▶ _SET PROBLEM_
Lay out every line of the data below as a Markdown table with two columns, Row and Entry: number each row and skip the blank lines.

▶ _EXERCISE INPUT_
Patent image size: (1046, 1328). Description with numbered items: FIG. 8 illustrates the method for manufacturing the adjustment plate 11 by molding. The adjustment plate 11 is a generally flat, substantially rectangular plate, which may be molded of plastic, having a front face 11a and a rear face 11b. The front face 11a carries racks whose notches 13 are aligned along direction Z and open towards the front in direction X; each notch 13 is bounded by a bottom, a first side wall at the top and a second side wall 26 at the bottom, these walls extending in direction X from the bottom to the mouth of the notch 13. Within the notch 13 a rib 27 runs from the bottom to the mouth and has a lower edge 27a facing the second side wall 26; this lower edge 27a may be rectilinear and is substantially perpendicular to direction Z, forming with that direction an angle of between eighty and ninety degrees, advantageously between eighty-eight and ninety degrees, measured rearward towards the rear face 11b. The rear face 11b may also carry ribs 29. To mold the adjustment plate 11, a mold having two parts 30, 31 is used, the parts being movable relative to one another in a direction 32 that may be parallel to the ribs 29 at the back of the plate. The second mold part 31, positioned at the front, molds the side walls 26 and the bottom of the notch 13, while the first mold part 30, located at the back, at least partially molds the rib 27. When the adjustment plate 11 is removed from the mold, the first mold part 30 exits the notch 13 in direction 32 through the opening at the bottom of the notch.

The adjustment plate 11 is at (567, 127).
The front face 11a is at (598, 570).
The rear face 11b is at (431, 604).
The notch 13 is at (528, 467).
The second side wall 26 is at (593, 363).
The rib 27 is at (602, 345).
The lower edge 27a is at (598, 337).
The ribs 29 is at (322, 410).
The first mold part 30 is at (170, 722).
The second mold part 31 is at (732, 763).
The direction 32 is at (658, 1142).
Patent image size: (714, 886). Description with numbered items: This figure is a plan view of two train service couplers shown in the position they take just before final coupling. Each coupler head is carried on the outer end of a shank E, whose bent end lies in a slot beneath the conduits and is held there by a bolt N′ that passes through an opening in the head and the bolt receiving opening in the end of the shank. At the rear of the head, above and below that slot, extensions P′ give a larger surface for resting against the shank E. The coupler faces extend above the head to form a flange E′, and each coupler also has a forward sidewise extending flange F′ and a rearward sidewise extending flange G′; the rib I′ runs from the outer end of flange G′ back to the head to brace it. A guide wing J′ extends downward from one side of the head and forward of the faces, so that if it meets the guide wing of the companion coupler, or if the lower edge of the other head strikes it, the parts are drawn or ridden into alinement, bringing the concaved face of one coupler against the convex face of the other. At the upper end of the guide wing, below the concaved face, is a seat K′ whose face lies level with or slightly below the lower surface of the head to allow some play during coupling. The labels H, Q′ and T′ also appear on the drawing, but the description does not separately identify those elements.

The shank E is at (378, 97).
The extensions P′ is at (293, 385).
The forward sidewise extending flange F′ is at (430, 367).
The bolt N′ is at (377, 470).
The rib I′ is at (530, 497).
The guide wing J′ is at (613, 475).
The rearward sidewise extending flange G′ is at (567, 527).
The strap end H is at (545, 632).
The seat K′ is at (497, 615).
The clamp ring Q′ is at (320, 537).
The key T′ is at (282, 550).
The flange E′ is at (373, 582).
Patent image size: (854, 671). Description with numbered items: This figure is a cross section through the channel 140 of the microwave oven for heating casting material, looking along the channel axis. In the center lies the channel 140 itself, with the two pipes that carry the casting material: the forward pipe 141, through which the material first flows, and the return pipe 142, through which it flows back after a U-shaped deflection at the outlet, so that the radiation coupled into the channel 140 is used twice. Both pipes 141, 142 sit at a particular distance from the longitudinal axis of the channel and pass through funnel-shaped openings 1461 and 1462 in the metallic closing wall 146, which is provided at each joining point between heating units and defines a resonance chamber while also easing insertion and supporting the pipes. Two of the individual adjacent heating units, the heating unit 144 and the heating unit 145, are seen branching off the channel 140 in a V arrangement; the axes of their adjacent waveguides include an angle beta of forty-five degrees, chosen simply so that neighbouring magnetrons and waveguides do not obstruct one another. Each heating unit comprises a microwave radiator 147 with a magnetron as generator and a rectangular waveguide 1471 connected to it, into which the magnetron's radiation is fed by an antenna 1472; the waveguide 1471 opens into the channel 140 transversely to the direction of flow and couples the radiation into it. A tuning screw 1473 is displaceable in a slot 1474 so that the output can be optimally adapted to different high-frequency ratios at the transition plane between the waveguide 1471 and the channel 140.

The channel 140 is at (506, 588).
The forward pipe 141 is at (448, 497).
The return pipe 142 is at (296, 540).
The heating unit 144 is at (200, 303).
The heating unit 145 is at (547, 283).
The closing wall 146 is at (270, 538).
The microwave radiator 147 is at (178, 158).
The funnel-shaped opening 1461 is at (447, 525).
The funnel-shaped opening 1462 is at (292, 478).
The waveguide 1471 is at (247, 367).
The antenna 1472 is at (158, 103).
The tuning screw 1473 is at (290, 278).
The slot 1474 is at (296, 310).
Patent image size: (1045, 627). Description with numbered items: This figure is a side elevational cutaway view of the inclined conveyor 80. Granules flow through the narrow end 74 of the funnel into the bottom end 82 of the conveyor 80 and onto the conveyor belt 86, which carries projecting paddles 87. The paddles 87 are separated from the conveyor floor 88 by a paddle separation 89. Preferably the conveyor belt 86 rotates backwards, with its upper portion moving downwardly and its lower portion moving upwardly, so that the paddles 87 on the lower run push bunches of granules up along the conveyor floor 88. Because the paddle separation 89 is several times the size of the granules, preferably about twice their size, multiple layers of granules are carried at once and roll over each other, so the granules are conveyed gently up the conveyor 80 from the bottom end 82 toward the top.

▶ _EXERCISE OUTPUT_
| Row | Entry |
|---|---|
| 1 | Patent image size: (1046, 1328). Description with numbered items: FIG. 8 illustrates the method for manufacturing the adjustment plate 11 by molding. The adjustment plate 11 is a generally flat, substantially rectangular plate, which may be molded of plastic, having a front face 11a and a rear face 11b. The front face 11a carries racks whose notches 13 are aligned along direction Z and open towards the front in direction X; each notch 13 is bounded by a bottom, a first side wall at the top and a second side wall 26 at the bottom, these walls extending in direction X from the bottom to the mouth of the notch 13. Within the notch 13 a rib 27 runs from the bottom to the mouth and has a lower edge 27a facing the second side wall 26; this lower edge 27a may be rectilinear and is substantially perpendicular to direction Z, forming with that direction an angle of between eighty and ninety degrees, advantageously between eighty-eight and ninety degrees, measured rearward towards the rear face 11b. The rear face 11b may also carry ribs 29. To mold the adjustment plate 11, a mold having two parts 30, 31 is used, the parts being movable relative to one another in a direction 32 that may be parallel to the ribs 29 at the back of the plate. The second mold part 31, positioned at the front, molds the side walls 26 and the bottom of the notch 13, while the first mold part 30, located at the back, at least partially molds the rib 27. When the adjustment plate 11 is removed from the mold, the first mold part 30 exits the notch 13 in direction 32 through the opening at the bottom of the notch. |
| 2 | The adjustment plate 11 is at (567, 127). |
| 3 | The front face 11a is at (598, 570). |
| 4 | The rear face 11b is at (431, 604). |
| 5 | The notch 13 is at (528, 467). |
| 6 | The second side wall 26 is at (593, 363). |
| 7 | The rib 27 is at (602, 345). |
| 8 | The lower edge 27a is at (598, 337). |
| 9 | The ribs 29 is at (322, 410). |
| 10 | The first mold part 30 is at (170, 722). |
| 11 | The second mold part 31 is at (732, 763). |
| 12 | The direction 32 is at (658, 1142). |
| 13 | Patent image size: (714, 886). Description with numbered items: This figure is a plan view of two train service couplers shown in the position they take just before final coupling. Each coupler head is carried on the outer end of a shank E, whose bent end lies in a slot beneath the conduits and is held there by a bolt N′ that passes through an opening in the head and the bolt receiving opening in the end of the shank. At the rear of the head, above and below that slot, extensions P′ give a larger surface for resting against the shank E. The coupler faces extend above the head to form a flange E′, and each coupler also has a forward sidewise extending flange F′ and a rearward sidewise extending flange G′; the rib I′ runs from the outer end of flange G′ back to the head to brace it. A guide wing J′ extends downward from one side of the head and forward of the faces, so that if it meets the guide wing of the companion coupler, or if the lower edge of the other head strikes it, the parts are drawn or ridden into alinement, bringing the concaved face of one coupler against the convex face of the other. At the upper end of the guide wing, below the concaved face, is a seat K′ whose face lies level with or slightly below the lower surface of the head to allow some play during coupling. The labels H, Q′ and T′ also appear on the drawing, but the description does not separately identify those elements. |
| 14 | The shank E is at (378, 97). |
| 15 | The extensions P′ is at (293, 385). |
| 16 | The forward sidewise extending flange F′ is at (430, 367). |
| 17 | The bolt N′ is at (377, 470). |
| 18 | The rib I′ is at (530, 497). |
| 19 | The guide wing J′ is at (613, 475). |
| 20 | The rearward sidewise extending flange G′ is at (567, 527). |
| 21 | The strap end H is at (545, 632). |
| 22 | The seat K′ is at (497, 615). |
| 23 | The clamp ring Q′ is at (320, 537). |
| 24 | The key T′ is at (282, 550). |
| 25 | The flange E′ is at (373, 582). |
| 26 | Patent image size: (854, 671). Description with numbered items: This figure is a cross section through the channel 140 of the microwave oven for heating casting material, looking along the channel axis. In the center lies the channel 140 itself, with the two pipes that carry the casting material: the forward pipe 141, through which the material first flows, and the return pipe 142, through which it flows back after a U-shaped deflection at the outlet, so that the radiation coupled into the channel 140 is used twice. Both pipes 141, 142 sit at a particular distance from the longitudinal axis of the channel and pass through funnel-shaped openings 1461 and 1462 in the metallic closing wall 146, which is provided at each joining point between heating units and defines a resonance chamber while also easing insertion and supporting the pipes. Two of the individual adjacent heating units, the heating unit 144 and the heating unit 145, are seen branching off the channel 140 in a V arrangement; the axes of their adjacent waveguides include an angle beta of forty-five degrees, chosen simply so that neighbouring magnetrons and waveguides do not obstruct one another. Each heating unit comprises a microwave radiator 147 with a magnetron as generator and a rectangular waveguide 1471 connected to it, into which the magnetron's radiation is fed by an antenna 1472; the waveguide 1471 opens into the channel 140 transversely to the direction of flow and couples the radiation into it. A tuning screw 1473 is displaceable in a slot 1474 so that the output can be optimally adapted to different high-frequency ratios at the transition plane between the waveguide 1471 and the channel 140. |
| 27 | The channel 140 is at (506, 588). |
| 28 | The forward pipe 141 is at (448, 497). |
| 29 | The return pipe 142 is at (296, 540). |
| 30 | The heating unit 144 is at (200, 303). |
| 31 | The heating unit 145 is at (547, 283). |
| 32 | The closing wall 146 is at (270, 538). |
| 33 | The microwave radiator 147 is at (178, 158). |
| 34 | The funnel-shaped opening 1461 is at (447, 525). |
| 35 | The funnel-shaped opening 1462 is at (292, 478). |
| 36 | The waveguide 1471 is at (247, 367). |
| 37 | The antenna 1472 is at (158, 103). |
| 38 | The tuning screw 1473 is at (290, 278). |
| 39 | The slot 1474 is at (296, 310). |
| 40 | Patent image size: (1045, 627). Description with numbered items: This figure is a side elevational cutaway view of the inclined conveyor 80. Granules flow through the narrow end 74 of the funnel into the bottom end 82 of the conveyor 80 and onto the conveyor belt 86, which carries projecting paddles 87. The paddles 87 are separated from the conveyor floor 88 by a paddle separation 89. Preferably the conveyor belt 86 rotates backwards, with its upper portion moving downwardly and its lower portion moving upwardly, so that the paddles 87 on the lower run push bunches of granules up along the conveyor floor 88. Because the paddle separation 89 is several times the size of the granules, preferably about twice their size, multiple layers of granules are carried at once and roll over each other, so the granules are conveyed gently up the conveyor 80 from the bottom end 82 toward the top. |